* [WRITTEN EXERCISE]: Give only the number of lines below that contain the word "title".

* [Data tied to figure images]:
=-=-=

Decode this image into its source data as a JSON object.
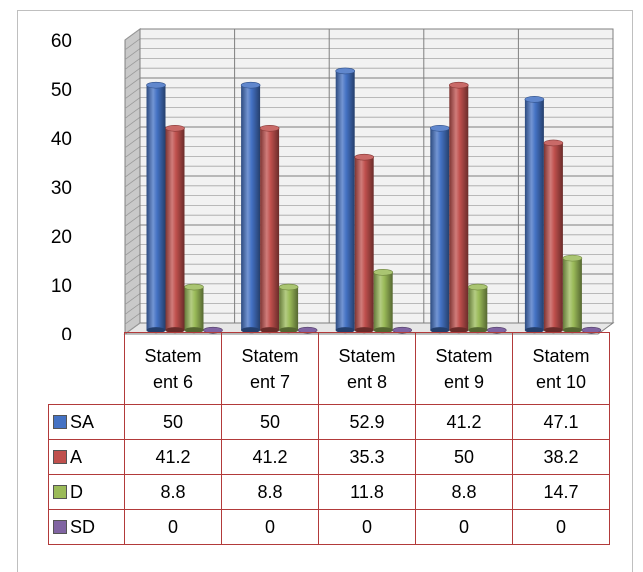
{
  "chart_data": {
    "type": "bar",
    "categories": [
      "Statem\nent 6",
      "Statem\nent 7",
      "Statem\nent 8",
      "Statem\nent 9",
      "Statem\nent 10"
    ],
    "category_lines": [
      [
        "Statem",
        "ent 6"
      ],
      [
        "Statem",
        "ent 7"
      ],
      [
        "Statem",
        "ent 8"
      ],
      [
        "Statem",
        "ent 9"
      ],
      [
        "Statem",
        "ent 10"
      ]
    ],
    "series": [
      {
        "name": "SA",
        "color": "#4472c4",
        "values": [
          50,
          50,
          52.9,
          41.2,
          47.1
        ],
        "labels": [
          "50",
          "50",
          "52.9",
          "41.2",
          "47.1"
        ]
      },
      {
        "name": "A",
        "color": "#c0504d",
        "values": [
          41.2,
          41.2,
          35.3,
          50,
          38.2
        ],
        "labels": [
          "41.2",
          "41.2",
          "35.3",
          "50",
          "38.2"
        ]
      },
      {
        "name": "D",
        "color": "#9bbb59",
        "values": [
          8.8,
          8.8,
          11.8,
          8.8,
          14.7
        ],
        "labels": [
          "8.8",
          "8.8",
          "11.8",
          "8.8",
          "14.7"
        ]
      },
      {
        "name": "SD",
        "color": "#8064a2",
        "values": [
          0,
          0,
          0,
          0,
          0
        ],
        "labels": [
          "0",
          "0",
          "0",
          "0",
          "0"
        ]
      }
    ],
    "ylim": [
      0,
      60
    ],
    "yticks": [
      "0",
      "10",
      "20",
      "30",
      "40",
      "50",
      "60"
    ],
    "grid": true,
    "legend": "data-table",
    "style": "3d-cylinder"
  }
}
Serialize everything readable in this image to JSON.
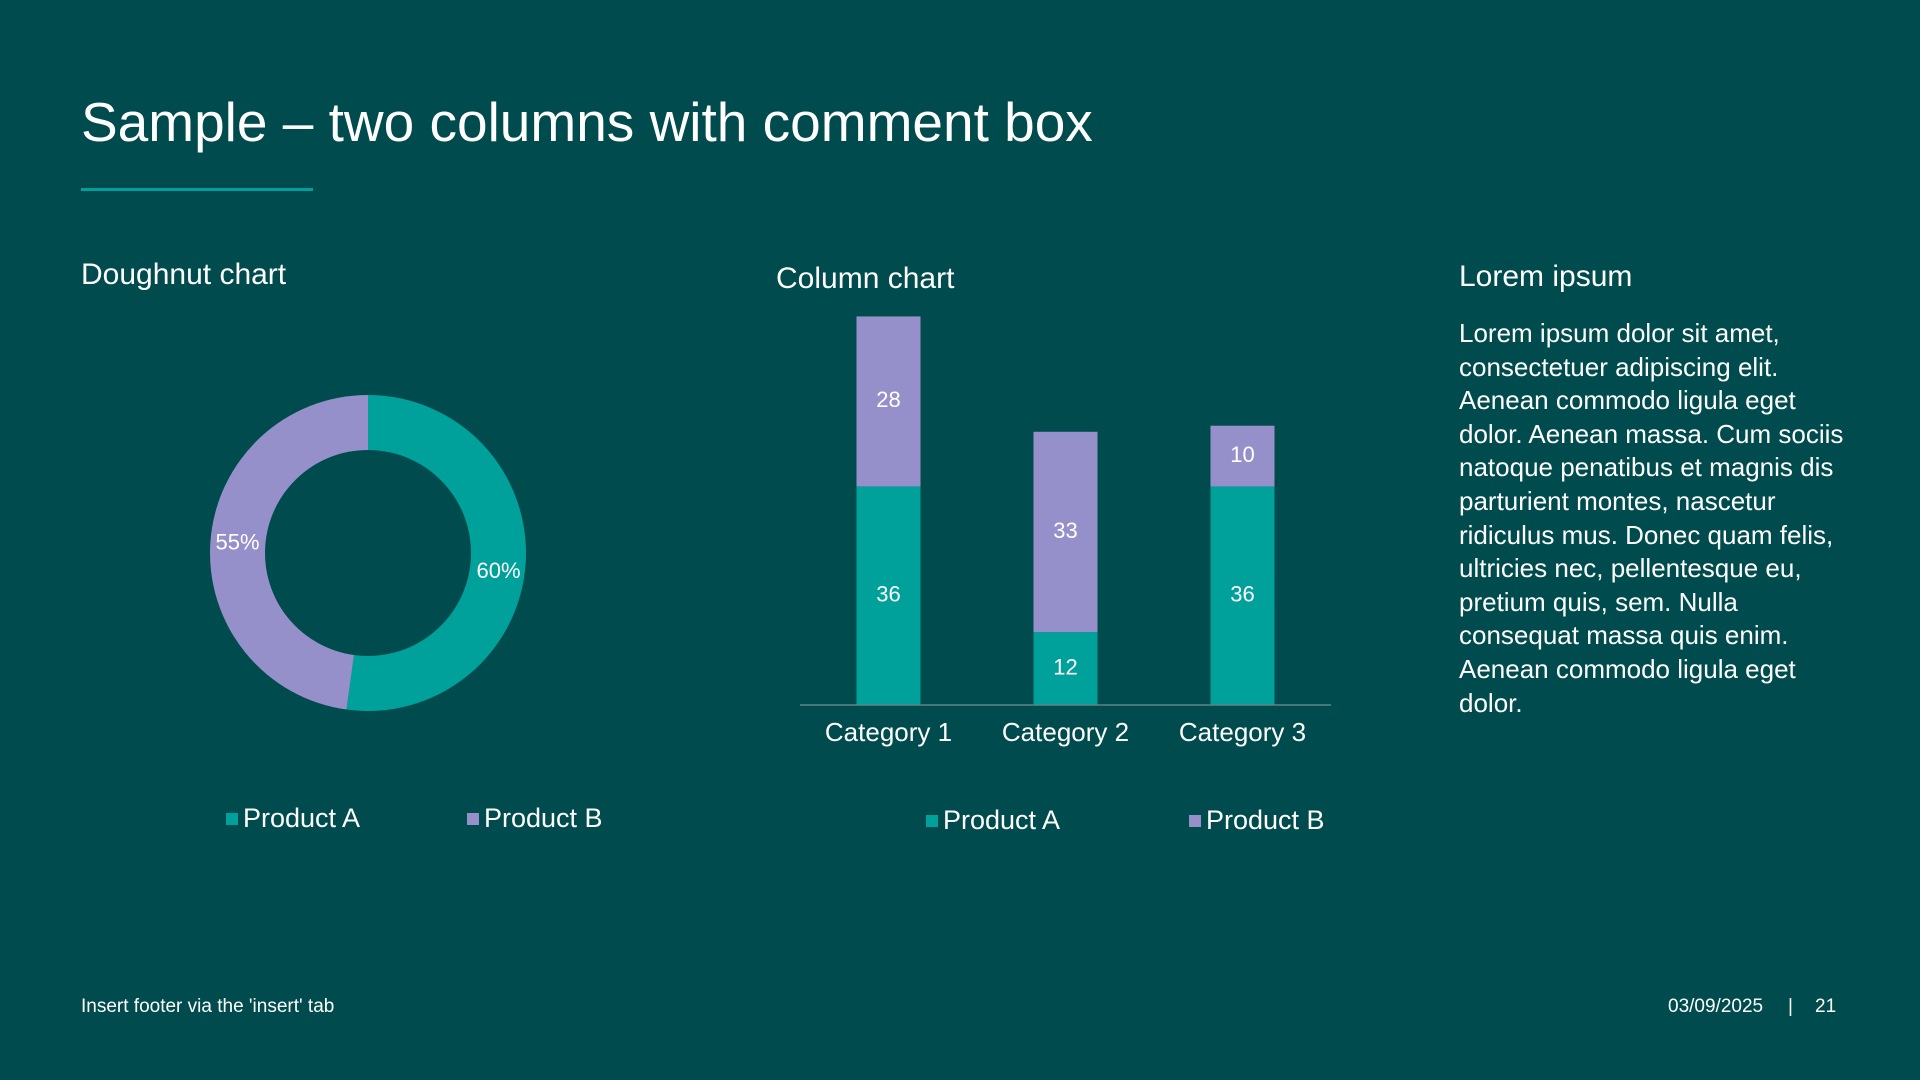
{
  "slide": {
    "title": "Sample – two columns with comment box",
    "footer": "Insert footer via the 'insert' tab",
    "date": "03/09/2025",
    "separator": "|",
    "page_number": "21"
  },
  "colors": {
    "background": "#004b4d",
    "product_a": "#00a19a",
    "product_b": "#9590ca",
    "axis": "#5d8586"
  },
  "comment": {
    "heading": "Lorem ipsum",
    "body": "Lorem ipsum dolor sit amet, consectetuer adipiscing elit. Aenean commodo ligula eget dolor. Aenean massa. Cum sociis natoque penatibus et magnis dis parturient montes, nascetur ridiculus mus. Donec quam felis, ultricies nec, pellentesque eu, pretium quis, sem. Nulla consequat massa quis enim. Aenean commodo ligula eget dolor."
  },
  "chart_data": [
    {
      "type": "pie",
      "variant": "doughnut",
      "title": "Doughnut chart",
      "slices": [
        {
          "name": "Product A",
          "value": 60,
          "label": "60%",
          "color": "#00a19a"
        },
        {
          "name": "Product B",
          "value": 55,
          "label": "55%",
          "color": "#9590ca"
        }
      ],
      "legend": {
        "position": "bottom",
        "entries": [
          "Product A",
          "Product B"
        ]
      }
    },
    {
      "type": "bar",
      "stacked": true,
      "title": "Column chart",
      "categories": [
        "Category 1",
        "Category 2",
        "Category 3"
      ],
      "series": [
        {
          "name": "Product A",
          "values": [
            36,
            12,
            36
          ],
          "color": "#00a19a"
        },
        {
          "name": "Product B",
          "values": [
            28,
            33,
            10
          ],
          "color": "#9590ca"
        }
      ],
      "ylim": [
        0,
        70
      ],
      "grid": false,
      "data_labels": true,
      "legend": {
        "position": "bottom",
        "entries": [
          "Product A",
          "Product B"
        ]
      }
    }
  ]
}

=-=-=

* [REPLY TO THE EXERCISE]: 3